Layout records

** Begin **

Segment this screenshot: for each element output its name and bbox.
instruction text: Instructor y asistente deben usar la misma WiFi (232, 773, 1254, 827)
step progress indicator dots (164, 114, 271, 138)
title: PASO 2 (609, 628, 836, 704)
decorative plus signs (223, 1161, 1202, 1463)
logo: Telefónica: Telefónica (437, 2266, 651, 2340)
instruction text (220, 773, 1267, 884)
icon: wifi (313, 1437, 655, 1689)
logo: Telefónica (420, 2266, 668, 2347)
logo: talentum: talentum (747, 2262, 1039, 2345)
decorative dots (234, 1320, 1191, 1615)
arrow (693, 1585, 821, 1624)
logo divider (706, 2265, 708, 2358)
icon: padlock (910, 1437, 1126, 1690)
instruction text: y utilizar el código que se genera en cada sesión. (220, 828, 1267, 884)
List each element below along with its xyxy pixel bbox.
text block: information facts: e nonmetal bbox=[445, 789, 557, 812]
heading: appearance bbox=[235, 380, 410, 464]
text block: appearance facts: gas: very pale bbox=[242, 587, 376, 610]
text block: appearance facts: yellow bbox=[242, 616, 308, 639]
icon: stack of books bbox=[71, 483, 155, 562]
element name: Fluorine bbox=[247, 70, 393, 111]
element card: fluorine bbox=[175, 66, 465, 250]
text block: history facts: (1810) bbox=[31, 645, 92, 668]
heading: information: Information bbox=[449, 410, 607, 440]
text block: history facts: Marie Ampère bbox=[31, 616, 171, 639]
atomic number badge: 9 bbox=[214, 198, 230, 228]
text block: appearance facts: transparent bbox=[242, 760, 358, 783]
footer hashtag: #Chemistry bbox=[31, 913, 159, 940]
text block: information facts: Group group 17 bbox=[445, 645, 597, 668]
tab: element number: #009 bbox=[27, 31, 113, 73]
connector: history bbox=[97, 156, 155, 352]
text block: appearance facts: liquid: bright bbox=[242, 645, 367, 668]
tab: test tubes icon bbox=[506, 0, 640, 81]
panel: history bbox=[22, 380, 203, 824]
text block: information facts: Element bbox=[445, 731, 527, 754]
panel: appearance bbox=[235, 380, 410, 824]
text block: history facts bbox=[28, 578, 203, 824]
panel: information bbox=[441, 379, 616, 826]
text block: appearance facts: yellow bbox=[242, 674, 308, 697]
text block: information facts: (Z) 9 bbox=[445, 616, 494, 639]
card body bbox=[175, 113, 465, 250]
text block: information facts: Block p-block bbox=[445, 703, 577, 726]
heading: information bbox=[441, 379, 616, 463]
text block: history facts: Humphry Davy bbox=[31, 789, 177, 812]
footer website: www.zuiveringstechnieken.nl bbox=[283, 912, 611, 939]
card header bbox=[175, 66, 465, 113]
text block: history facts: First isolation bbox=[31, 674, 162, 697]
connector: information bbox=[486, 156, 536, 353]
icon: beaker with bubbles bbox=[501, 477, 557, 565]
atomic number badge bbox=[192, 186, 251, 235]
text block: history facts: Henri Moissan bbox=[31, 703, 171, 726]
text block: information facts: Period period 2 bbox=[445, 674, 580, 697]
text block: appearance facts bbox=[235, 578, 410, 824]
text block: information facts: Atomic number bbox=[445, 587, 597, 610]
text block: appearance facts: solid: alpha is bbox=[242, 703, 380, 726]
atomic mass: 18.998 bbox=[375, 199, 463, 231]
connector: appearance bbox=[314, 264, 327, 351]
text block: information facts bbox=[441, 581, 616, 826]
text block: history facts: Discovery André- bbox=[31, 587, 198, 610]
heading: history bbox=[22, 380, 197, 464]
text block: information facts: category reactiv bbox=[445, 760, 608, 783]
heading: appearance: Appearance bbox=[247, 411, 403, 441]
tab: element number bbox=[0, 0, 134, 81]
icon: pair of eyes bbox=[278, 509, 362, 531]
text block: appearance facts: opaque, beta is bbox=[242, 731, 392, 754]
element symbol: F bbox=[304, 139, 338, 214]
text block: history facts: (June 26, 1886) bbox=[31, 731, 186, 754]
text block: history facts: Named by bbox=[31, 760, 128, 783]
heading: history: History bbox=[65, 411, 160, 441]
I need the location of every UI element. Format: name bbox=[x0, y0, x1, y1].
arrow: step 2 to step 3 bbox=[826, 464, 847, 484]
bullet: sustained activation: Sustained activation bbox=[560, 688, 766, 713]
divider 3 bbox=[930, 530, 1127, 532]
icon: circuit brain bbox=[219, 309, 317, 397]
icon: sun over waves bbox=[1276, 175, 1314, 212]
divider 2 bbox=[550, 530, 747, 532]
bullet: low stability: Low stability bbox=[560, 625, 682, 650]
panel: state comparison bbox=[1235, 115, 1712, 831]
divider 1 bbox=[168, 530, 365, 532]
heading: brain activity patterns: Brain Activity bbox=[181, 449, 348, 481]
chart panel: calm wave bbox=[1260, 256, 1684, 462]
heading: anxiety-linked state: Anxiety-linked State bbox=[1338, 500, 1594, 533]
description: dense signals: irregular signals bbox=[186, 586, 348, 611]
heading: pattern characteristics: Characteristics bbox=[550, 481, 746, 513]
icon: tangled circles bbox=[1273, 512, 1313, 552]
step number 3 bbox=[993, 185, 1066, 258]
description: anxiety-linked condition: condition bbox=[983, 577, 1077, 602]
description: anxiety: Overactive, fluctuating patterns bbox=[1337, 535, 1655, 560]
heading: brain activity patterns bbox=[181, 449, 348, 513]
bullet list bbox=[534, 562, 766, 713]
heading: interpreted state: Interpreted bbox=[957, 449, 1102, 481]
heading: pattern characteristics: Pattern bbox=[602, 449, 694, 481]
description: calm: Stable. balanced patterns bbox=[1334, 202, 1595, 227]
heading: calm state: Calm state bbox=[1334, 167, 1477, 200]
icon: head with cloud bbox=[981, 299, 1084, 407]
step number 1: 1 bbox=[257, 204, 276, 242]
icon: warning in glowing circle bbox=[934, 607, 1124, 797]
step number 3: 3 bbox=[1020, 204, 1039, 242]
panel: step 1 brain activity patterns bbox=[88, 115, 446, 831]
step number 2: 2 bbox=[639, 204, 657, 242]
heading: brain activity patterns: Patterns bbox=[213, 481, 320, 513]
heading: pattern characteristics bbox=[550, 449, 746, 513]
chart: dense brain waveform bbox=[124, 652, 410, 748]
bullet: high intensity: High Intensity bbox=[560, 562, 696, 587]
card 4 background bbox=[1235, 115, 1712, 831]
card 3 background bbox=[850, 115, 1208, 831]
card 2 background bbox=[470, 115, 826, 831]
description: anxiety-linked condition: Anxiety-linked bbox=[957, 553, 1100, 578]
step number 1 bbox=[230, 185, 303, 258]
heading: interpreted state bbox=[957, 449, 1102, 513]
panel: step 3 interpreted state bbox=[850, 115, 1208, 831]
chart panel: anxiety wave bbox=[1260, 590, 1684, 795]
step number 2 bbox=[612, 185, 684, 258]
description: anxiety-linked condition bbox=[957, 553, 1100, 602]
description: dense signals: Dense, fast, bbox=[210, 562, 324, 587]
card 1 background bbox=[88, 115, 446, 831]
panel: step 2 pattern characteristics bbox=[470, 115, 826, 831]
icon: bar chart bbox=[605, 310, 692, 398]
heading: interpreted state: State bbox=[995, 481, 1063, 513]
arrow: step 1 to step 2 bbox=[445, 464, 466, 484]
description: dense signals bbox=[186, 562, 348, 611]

** End **

> **Your goal**: Reproduce, without any change, the lines from the beginning of the layout records through the line containing "icon: wifi (313, 1437, 655, 1689)", including both of those lines.

> **Expected answer**:
Segment this screenshot: for each element output its name and bbox.
instruction text: Instructor y asistente deben usar la misma WiFi (232, 773, 1254, 827)
step progress indicator dots (164, 114, 271, 138)
title: PASO 2 (609, 628, 836, 704)
decorative plus signs (223, 1161, 1202, 1463)
logo: Telefónica: Telefónica (437, 2266, 651, 2340)
instruction text (220, 773, 1267, 884)
icon: wifi (313, 1437, 655, 1689)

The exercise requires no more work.